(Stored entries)
********************
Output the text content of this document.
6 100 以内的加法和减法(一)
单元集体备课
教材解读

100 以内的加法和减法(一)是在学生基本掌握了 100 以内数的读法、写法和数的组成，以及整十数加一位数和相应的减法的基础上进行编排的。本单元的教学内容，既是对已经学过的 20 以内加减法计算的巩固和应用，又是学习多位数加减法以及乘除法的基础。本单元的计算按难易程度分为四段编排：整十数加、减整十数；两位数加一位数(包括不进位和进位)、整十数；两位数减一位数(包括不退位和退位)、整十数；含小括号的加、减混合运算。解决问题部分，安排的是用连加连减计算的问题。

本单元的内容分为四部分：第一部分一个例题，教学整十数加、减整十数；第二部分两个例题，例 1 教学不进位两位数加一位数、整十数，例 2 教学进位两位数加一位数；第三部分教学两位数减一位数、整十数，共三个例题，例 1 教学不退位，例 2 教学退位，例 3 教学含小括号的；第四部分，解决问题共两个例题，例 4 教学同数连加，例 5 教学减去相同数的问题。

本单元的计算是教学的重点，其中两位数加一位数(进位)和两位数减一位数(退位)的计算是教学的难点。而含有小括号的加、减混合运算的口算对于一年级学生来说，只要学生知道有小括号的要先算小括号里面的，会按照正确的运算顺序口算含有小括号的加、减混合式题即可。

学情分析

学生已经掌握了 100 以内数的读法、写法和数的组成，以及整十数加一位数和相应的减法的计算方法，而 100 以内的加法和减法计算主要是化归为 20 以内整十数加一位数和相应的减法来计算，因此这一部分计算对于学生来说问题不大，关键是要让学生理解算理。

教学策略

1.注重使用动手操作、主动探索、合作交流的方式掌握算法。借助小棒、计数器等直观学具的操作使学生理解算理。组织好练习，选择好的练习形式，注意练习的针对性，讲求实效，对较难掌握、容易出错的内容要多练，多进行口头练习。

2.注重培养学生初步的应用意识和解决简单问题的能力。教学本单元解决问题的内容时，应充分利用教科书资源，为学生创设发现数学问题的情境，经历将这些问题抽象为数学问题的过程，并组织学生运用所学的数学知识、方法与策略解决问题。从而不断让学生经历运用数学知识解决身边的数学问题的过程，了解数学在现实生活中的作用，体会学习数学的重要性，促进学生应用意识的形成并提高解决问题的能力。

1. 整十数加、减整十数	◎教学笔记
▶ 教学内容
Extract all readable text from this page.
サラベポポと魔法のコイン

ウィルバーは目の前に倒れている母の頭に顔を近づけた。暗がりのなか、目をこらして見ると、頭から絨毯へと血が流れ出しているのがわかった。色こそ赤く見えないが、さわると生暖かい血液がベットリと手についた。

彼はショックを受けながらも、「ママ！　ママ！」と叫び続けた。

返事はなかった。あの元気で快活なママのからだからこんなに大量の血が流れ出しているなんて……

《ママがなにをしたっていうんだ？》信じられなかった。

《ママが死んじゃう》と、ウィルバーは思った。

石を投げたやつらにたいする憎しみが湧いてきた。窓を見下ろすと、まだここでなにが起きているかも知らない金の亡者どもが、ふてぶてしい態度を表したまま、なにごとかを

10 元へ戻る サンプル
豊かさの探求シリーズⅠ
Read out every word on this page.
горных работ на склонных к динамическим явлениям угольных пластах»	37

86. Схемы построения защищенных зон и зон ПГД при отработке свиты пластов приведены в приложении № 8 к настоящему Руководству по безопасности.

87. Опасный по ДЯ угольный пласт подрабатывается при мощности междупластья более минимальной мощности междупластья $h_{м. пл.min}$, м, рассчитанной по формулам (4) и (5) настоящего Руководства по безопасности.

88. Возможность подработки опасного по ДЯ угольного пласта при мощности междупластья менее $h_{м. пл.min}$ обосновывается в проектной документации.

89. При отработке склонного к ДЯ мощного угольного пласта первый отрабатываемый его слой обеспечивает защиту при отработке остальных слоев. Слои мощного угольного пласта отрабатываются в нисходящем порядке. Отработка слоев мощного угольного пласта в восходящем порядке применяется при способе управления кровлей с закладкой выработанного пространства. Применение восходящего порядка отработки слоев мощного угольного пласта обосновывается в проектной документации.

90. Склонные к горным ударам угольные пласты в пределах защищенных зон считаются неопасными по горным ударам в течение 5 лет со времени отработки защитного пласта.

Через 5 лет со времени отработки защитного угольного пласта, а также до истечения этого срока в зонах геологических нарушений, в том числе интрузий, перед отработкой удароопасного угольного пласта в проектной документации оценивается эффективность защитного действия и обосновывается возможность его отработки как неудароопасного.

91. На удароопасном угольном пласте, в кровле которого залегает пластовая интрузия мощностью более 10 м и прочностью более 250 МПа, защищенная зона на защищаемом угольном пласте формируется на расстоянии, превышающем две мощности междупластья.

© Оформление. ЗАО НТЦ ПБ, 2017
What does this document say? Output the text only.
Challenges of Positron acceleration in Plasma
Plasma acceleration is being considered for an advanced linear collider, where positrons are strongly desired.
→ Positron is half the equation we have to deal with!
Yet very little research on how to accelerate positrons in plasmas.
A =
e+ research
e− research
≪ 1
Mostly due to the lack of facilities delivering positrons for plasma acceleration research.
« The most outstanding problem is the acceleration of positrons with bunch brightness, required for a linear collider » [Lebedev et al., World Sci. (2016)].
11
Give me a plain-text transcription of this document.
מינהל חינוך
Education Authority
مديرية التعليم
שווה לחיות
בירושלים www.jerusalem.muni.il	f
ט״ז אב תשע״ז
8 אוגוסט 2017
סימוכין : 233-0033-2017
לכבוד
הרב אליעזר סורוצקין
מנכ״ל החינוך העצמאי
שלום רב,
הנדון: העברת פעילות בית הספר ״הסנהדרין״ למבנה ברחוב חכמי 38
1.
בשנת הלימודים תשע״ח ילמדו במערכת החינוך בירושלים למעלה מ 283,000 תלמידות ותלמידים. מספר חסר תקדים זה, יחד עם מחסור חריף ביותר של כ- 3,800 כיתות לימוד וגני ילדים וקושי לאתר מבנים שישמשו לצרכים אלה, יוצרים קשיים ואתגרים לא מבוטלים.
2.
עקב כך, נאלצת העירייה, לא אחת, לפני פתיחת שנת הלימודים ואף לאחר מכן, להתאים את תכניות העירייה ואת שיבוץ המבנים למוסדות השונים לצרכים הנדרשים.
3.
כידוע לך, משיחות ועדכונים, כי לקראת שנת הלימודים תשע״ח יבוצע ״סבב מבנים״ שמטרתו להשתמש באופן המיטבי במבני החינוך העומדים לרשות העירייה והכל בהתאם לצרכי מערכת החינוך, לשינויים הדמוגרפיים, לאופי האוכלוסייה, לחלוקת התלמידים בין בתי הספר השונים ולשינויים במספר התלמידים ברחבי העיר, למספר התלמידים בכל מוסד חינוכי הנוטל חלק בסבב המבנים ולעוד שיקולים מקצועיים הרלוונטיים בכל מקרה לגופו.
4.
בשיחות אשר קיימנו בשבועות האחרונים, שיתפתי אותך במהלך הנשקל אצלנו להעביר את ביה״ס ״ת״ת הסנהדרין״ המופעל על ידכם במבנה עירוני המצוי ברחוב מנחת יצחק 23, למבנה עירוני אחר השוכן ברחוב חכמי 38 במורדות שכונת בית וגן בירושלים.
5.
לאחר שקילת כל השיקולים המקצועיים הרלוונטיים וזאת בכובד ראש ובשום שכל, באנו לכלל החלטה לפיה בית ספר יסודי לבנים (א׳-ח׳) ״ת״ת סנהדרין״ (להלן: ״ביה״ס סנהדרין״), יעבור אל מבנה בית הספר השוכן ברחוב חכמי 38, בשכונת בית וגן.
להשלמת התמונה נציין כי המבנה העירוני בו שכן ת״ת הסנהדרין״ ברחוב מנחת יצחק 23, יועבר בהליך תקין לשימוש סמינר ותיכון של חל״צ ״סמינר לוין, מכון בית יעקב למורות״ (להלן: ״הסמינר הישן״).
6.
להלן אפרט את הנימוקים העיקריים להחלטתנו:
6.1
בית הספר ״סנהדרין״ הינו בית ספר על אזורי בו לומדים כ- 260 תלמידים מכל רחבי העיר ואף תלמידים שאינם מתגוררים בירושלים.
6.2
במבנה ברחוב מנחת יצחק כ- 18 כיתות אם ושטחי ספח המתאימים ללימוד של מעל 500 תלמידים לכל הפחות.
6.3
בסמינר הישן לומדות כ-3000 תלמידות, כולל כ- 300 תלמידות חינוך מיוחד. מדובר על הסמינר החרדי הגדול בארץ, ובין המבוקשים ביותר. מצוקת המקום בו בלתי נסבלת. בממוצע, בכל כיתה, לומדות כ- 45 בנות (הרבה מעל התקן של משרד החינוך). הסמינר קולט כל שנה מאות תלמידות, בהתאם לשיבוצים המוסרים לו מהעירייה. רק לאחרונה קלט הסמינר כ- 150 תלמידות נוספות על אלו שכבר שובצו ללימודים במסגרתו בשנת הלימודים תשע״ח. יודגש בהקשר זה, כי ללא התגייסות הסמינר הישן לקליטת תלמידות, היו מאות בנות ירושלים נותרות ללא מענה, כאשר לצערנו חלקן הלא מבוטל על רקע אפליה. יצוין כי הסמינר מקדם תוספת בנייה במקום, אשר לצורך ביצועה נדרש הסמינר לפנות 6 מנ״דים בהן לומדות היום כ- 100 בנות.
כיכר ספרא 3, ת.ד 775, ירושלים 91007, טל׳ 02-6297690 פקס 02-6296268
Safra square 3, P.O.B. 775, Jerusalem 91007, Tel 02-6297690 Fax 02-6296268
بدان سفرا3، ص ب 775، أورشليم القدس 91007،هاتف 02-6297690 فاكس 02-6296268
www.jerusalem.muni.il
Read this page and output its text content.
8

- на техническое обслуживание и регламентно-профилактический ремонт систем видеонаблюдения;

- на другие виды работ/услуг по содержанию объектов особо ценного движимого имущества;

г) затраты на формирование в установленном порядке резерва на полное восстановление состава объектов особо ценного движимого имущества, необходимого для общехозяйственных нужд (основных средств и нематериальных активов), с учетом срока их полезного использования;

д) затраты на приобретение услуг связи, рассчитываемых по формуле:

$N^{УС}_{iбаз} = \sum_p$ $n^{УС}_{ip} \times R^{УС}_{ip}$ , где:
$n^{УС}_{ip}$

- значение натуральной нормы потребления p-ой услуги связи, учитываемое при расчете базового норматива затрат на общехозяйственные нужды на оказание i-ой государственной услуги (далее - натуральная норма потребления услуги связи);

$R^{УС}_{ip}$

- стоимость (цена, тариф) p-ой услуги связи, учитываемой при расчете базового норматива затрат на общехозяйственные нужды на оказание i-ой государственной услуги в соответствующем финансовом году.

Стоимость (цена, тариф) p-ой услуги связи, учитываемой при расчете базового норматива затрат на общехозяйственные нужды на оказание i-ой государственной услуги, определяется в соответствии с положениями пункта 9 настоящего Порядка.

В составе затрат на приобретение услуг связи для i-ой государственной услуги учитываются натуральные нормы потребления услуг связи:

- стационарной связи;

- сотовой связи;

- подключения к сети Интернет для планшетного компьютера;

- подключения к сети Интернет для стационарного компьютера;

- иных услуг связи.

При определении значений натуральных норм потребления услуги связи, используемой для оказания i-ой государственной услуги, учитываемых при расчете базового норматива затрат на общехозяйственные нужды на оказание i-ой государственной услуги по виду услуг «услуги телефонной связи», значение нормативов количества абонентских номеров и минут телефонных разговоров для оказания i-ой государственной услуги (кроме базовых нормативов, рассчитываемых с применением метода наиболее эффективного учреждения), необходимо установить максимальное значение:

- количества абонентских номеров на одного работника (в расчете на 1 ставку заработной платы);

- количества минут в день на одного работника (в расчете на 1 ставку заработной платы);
********************
# Work required
Gather every line from the entries above where the word "нормы" appears, and copy them.

# Response to this task
- значение натуральной нормы потребления p-ой услуги связи, учитываемое при расчете базового норматива затрат на общехозяйственные нужды на оказание i-ой государственной услуги (далее - натуральная норма потребления услуги связи);
В составе затрат на приобретение услуг связи для i-ой государственной услуги учитываются натуральные нормы потребления услуг связи:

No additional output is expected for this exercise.